__WHAT IS EXPECTED__
Pull out the data from its first line up to and including the line with "song-title: 探清水河 <box>349 68 478 98</box>", keeping every line unchanged.

** BEGIN **

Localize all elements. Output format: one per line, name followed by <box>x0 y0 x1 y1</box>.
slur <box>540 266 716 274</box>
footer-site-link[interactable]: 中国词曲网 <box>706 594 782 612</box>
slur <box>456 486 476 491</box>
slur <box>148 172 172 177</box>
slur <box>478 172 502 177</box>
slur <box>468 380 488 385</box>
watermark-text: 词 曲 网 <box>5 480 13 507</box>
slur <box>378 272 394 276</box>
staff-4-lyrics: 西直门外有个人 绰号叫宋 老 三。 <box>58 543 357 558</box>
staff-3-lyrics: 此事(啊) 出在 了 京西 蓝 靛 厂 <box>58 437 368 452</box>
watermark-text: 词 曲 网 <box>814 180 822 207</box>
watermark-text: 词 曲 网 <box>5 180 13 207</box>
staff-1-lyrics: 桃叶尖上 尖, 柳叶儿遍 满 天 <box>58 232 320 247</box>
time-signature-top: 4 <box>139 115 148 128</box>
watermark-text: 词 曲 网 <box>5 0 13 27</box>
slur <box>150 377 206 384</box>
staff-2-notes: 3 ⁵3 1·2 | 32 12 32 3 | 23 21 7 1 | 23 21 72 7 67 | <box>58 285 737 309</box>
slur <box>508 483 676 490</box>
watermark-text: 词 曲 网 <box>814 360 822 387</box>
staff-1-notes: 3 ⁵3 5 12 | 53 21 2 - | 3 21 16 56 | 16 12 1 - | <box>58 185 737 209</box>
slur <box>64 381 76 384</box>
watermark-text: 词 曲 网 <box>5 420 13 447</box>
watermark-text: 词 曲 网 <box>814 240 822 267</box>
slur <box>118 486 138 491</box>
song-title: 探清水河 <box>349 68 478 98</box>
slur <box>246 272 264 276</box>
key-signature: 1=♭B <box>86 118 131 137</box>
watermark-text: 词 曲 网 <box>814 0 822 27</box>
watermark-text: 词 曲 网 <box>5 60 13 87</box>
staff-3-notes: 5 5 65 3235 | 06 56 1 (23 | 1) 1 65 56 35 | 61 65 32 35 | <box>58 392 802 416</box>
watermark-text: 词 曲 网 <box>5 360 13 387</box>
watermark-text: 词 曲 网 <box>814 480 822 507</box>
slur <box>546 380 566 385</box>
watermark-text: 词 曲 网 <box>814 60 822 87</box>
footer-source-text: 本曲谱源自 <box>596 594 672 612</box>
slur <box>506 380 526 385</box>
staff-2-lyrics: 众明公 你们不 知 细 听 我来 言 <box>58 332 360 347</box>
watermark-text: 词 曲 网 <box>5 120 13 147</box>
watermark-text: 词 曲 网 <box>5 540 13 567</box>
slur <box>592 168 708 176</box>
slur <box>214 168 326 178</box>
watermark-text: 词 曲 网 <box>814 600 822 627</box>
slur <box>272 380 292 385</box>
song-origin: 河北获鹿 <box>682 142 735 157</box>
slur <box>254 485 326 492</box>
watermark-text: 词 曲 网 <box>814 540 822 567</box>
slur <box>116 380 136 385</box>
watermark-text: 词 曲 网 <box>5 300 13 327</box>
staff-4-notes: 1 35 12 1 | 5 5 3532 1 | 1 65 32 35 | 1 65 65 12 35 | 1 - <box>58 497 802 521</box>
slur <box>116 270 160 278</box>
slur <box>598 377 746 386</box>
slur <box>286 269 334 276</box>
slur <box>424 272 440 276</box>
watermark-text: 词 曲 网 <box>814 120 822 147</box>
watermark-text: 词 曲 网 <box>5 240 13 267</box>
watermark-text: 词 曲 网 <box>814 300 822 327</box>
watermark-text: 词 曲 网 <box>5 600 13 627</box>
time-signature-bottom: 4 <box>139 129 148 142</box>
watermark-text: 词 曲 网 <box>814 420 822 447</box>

** END **

__SOLUTION TO THIS EXERCISE__
Localize all elements. Output format: one per line, name followed by <box>x0 y0 x1 y1</box>.
slur <box>540 266 716 274</box>
footer-site-link[interactable]: 中国词曲网 <box>706 594 782 612</box>
slur <box>456 486 476 491</box>
slur <box>148 172 172 177</box>
slur <box>478 172 502 177</box>
slur <box>468 380 488 385</box>
watermark-text: 词 曲 网 <box>5 480 13 507</box>
slur <box>378 272 394 276</box>
staff-4-lyrics: 西直门外有个人 绰号叫宋 老 三。 <box>58 543 357 558</box>
staff-3-lyrics: 此事(啊) 出在 了 京西 蓝 靛 厂 <box>58 437 368 452</box>
watermark-text: 词 曲 网 <box>814 180 822 207</box>
watermark-text: 词 曲 网 <box>5 180 13 207</box>
staff-1-lyrics: 桃叶尖上 尖, 柳叶儿遍 满 天 <box>58 232 320 247</box>
time-signature-top: 4 <box>139 115 148 128</box>
watermark-text: 词 曲 网 <box>5 0 13 27</box>
slur <box>150 377 206 384</box>
staff-2-notes: 3 ⁵3 1·2 | 32 12 32 3 | 23 21 7 1 | 23 21 72 7 67 | <box>58 285 737 309</box>
slur <box>508 483 676 490</box>
watermark-text: 词 曲 网 <box>814 360 822 387</box>
staff-1-notes: 3 ⁵3 5 12 | 53 21 2 - | 3 21 16 56 | 16 12 1 - | <box>58 185 737 209</box>
slur <box>64 381 76 384</box>
watermark-text: 词 曲 网 <box>5 420 13 447</box>
watermark-text: 词 曲 网 <box>814 240 822 267</box>
slur <box>118 486 138 491</box>
song-title: 探清水河 <box>349 68 478 98</box>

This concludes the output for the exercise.